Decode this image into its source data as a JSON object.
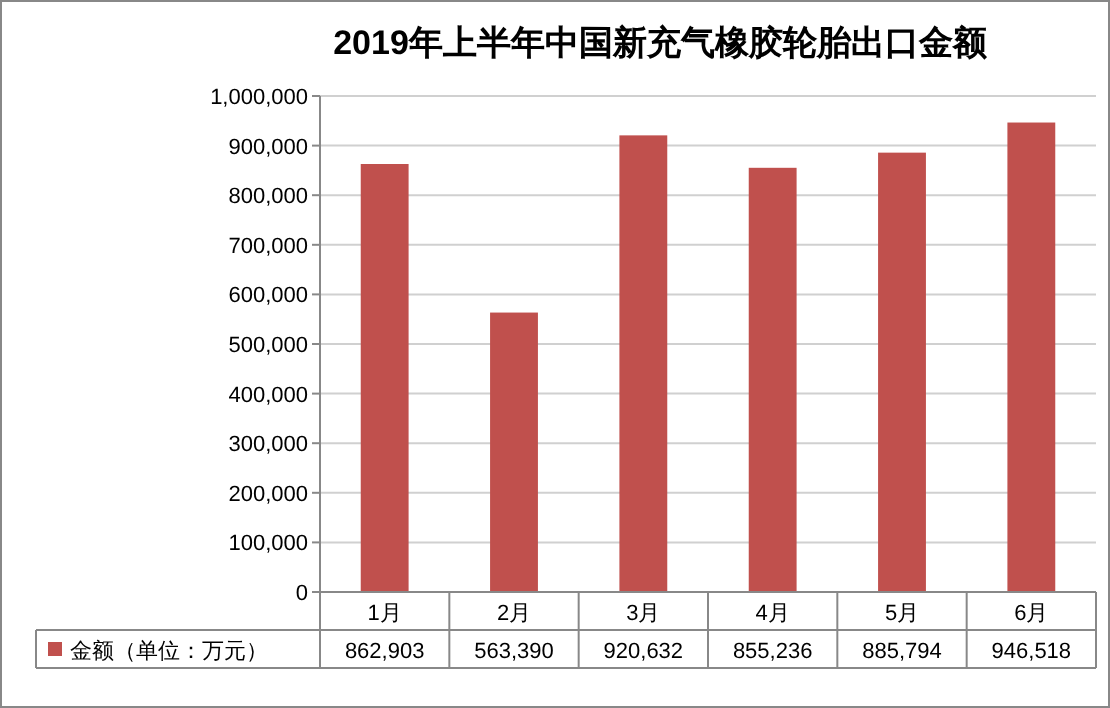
{
  "chart_data": {
    "type": "bar",
    "title": "2019年上半年中国新充气橡胶轮胎出口金额",
    "categories": [
      "1月",
      "2月",
      "3月",
      "4月",
      "5月",
      "6月"
    ],
    "series": [
      {
        "name": "金额（单位：万元）",
        "color": "#c0504d",
        "values": [
          862903,
          563390,
          920632,
          855236,
          885794,
          946518
        ],
        "value_labels": [
          "862,903",
          "563,390",
          "920,632",
          "855,236",
          "885,794",
          "946,518"
        ]
      }
    ],
    "ylim": [
      0,
      1000000
    ],
    "yticks": [
      0,
      {
        "value": 100000,
        "label": "100,000"
      },
      {
        "value": 200000,
        "label": "200,000"
      },
      {
        "value": 300000,
        "label": "300,000"
      },
      {
        "value": 400000,
        "label": "400,000"
      },
      {
        "value": 500000,
        "label": "500,000"
      },
      {
        "value": 600000,
        "label": "600,000"
      },
      {
        "value": 700000,
        "label": "700,000"
      },
      {
        "value": 800000,
        "label": "800,000"
      },
      {
        "value": 900000,
        "label": "900,000"
      },
      {
        "value": 1000000,
        "label": "1,000,000"
      }
    ],
    "grid": "y",
    "legend": "bottom"
  }
}
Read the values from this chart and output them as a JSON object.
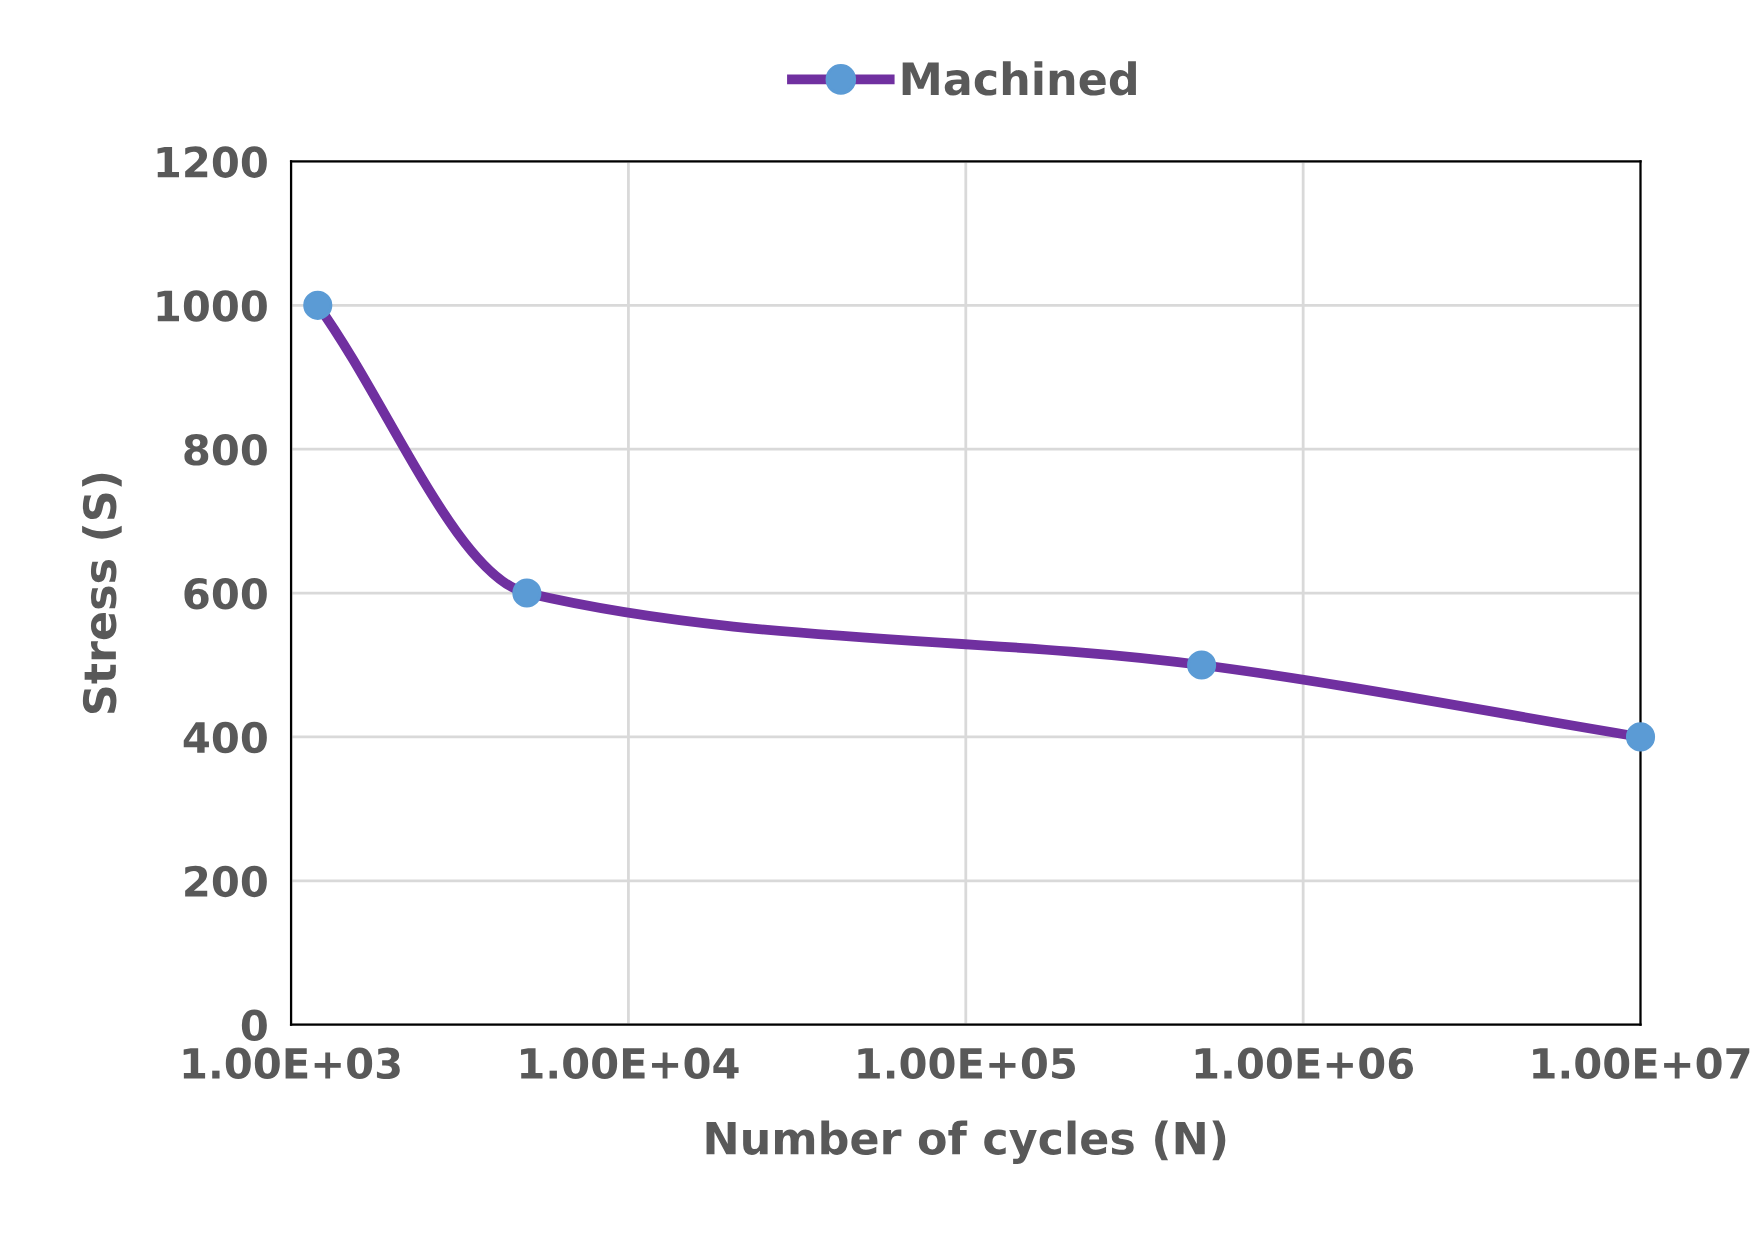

> **PROBLEM STATEMENT**
Scan the records above, count the lines with "object" in them, and give only the number.

> **REPLY**
2